▶ **Job**: Find how many lines contain "tilt" and state only that number.

▶ **Extracted records**:
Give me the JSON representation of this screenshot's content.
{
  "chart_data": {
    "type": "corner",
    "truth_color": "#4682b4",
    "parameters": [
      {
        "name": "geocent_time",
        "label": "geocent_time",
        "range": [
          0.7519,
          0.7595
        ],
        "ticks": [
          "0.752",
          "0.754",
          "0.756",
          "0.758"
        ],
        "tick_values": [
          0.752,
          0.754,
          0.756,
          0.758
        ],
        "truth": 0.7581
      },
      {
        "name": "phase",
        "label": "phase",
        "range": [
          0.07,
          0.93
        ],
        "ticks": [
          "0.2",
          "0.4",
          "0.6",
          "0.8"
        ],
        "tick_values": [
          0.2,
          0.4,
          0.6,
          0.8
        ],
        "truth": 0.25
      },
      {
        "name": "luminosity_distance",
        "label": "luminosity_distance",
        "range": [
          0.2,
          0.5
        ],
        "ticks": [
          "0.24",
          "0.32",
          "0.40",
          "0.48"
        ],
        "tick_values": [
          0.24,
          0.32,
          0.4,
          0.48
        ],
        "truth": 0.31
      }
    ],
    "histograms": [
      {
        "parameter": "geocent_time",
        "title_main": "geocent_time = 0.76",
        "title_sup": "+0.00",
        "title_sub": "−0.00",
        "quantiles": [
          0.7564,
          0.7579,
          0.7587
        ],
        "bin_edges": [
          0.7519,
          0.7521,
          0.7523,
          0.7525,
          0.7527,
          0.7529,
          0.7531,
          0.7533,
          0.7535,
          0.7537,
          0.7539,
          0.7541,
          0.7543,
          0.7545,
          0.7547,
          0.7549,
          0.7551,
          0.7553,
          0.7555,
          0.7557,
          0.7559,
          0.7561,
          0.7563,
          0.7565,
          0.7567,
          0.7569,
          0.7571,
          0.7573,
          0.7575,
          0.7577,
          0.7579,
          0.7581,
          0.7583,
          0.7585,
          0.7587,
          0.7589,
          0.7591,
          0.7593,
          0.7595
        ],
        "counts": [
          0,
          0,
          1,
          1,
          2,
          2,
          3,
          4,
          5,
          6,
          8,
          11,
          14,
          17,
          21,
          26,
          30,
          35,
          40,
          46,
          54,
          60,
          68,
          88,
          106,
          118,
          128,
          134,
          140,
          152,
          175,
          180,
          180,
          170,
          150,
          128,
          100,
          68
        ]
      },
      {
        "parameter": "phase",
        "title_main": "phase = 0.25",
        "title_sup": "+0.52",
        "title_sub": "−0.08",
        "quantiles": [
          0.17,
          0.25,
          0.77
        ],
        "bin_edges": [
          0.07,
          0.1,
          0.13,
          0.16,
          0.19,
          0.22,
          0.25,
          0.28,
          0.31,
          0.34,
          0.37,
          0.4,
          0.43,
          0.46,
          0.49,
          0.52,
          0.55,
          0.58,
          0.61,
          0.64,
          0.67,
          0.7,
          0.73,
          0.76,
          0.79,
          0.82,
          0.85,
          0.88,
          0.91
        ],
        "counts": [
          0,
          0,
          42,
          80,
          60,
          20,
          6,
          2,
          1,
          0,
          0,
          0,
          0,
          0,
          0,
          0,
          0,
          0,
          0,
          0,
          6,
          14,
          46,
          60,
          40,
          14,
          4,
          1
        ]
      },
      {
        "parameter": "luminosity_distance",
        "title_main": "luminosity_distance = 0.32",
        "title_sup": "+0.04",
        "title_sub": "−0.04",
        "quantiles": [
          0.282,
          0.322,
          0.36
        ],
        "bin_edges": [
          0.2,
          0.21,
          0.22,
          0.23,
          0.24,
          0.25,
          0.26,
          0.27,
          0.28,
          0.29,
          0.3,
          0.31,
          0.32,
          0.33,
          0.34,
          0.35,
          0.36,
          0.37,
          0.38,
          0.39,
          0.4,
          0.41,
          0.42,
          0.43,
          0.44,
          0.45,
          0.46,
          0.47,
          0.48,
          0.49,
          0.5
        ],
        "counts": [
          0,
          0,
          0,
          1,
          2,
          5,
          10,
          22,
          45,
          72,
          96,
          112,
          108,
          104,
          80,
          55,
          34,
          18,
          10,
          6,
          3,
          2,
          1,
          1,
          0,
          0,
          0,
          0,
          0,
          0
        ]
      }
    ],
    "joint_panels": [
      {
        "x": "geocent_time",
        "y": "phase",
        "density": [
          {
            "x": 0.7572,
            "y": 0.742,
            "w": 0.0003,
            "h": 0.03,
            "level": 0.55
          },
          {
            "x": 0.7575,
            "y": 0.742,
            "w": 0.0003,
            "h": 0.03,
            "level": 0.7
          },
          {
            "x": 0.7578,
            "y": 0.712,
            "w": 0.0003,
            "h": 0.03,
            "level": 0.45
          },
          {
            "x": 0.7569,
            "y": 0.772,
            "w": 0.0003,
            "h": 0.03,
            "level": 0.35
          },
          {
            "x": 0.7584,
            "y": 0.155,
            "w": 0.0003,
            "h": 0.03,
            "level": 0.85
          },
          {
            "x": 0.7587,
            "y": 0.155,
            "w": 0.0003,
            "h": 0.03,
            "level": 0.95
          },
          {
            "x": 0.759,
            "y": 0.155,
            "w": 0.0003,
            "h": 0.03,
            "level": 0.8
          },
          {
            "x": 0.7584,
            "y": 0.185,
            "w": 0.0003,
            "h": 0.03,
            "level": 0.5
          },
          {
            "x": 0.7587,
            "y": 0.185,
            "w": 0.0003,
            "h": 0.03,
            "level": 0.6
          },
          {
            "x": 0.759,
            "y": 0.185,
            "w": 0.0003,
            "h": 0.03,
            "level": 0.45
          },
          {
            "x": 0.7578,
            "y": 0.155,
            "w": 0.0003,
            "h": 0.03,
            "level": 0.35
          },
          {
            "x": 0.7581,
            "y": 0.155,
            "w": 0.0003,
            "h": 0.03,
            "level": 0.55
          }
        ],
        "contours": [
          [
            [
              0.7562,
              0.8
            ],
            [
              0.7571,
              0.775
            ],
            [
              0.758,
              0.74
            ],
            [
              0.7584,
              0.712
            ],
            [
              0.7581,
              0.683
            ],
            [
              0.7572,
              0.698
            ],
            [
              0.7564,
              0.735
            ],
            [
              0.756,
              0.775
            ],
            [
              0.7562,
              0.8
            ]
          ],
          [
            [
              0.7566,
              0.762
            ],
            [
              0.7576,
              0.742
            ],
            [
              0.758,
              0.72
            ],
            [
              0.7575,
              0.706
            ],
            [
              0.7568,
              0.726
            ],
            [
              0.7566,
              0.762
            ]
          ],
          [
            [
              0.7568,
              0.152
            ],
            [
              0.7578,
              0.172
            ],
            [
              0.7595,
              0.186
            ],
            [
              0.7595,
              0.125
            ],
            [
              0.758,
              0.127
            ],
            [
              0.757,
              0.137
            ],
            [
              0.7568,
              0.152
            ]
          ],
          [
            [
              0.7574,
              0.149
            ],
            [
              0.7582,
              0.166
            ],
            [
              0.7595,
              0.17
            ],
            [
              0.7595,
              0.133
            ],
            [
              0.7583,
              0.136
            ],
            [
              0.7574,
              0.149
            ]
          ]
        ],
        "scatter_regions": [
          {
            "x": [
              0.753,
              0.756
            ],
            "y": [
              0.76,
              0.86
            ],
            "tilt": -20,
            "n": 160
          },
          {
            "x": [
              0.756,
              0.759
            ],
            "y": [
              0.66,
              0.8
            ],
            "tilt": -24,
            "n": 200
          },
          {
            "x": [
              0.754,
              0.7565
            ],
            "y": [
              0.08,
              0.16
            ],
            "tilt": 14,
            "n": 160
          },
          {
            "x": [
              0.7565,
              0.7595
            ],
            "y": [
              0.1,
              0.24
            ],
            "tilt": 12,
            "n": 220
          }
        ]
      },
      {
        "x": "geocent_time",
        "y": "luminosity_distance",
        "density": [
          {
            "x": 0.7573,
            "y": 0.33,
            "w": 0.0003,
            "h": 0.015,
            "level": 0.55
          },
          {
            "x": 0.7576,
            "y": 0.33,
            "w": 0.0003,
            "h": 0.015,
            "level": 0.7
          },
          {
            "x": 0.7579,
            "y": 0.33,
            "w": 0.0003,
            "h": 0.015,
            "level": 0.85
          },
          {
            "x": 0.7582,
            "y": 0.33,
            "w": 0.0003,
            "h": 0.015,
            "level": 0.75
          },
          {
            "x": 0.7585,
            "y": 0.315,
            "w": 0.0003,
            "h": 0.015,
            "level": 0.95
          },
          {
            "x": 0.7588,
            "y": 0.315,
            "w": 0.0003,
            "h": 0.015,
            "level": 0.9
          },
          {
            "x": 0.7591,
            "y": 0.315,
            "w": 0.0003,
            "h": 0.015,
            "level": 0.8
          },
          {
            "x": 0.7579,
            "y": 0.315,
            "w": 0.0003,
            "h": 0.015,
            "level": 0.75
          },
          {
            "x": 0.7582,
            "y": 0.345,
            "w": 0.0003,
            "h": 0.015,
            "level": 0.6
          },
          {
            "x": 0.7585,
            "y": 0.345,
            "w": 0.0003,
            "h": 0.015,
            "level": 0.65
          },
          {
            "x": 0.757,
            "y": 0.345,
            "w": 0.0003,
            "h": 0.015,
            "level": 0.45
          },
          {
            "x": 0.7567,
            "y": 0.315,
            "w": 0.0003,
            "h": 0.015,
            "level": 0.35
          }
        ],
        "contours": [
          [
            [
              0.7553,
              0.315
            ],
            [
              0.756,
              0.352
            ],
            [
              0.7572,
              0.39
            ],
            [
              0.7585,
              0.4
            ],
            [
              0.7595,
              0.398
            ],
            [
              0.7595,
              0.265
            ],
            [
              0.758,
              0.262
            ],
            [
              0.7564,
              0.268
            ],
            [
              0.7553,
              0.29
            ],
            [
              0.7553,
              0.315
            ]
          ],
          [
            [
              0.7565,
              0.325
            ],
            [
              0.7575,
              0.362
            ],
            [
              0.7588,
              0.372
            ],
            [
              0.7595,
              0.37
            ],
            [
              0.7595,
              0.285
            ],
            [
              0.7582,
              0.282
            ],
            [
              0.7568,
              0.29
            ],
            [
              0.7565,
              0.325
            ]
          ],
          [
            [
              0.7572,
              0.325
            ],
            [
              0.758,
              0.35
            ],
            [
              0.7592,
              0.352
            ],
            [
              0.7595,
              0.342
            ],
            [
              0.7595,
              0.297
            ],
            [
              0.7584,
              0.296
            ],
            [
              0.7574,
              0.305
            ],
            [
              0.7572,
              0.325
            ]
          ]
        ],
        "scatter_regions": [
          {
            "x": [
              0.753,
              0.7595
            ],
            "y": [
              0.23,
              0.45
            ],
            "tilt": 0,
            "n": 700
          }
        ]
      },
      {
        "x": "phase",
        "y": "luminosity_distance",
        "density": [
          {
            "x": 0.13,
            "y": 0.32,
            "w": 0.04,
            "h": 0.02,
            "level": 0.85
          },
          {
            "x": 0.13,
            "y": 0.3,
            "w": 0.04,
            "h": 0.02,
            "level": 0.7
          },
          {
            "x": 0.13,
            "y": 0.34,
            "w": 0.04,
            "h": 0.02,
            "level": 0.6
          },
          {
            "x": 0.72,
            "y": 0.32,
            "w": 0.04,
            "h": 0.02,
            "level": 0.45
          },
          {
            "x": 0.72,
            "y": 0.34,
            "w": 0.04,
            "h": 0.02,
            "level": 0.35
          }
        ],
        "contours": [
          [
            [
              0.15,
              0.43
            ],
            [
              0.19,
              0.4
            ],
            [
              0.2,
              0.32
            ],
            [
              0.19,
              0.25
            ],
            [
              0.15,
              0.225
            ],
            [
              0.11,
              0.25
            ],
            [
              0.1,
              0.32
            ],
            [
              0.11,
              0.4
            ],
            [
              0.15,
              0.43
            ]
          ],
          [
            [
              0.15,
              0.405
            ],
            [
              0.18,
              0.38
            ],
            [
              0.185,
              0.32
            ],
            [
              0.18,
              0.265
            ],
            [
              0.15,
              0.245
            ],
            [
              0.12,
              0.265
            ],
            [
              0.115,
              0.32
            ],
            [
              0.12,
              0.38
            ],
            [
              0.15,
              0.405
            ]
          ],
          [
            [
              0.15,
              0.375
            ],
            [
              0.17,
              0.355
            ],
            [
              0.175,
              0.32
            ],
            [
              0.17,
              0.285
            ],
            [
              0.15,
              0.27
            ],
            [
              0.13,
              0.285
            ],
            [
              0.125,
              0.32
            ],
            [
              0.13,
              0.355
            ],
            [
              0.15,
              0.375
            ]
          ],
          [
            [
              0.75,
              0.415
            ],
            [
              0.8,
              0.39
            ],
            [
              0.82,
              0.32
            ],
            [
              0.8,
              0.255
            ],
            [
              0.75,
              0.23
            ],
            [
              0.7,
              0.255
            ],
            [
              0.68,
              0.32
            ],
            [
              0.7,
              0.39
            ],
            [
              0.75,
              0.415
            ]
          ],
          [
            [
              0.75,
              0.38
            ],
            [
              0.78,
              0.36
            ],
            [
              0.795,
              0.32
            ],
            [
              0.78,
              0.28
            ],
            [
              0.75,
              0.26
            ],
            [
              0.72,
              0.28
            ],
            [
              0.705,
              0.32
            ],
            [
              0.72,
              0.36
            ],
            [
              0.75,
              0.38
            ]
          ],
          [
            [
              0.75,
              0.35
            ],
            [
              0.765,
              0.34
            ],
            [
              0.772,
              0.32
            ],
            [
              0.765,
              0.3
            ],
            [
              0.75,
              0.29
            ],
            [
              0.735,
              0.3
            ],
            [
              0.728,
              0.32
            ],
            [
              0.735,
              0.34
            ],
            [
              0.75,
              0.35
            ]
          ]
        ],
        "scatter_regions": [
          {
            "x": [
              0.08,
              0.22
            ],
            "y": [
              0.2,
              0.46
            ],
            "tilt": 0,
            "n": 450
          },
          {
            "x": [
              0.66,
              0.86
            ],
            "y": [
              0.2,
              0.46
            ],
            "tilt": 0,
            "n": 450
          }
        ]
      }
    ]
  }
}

▶ **Written answer**: 7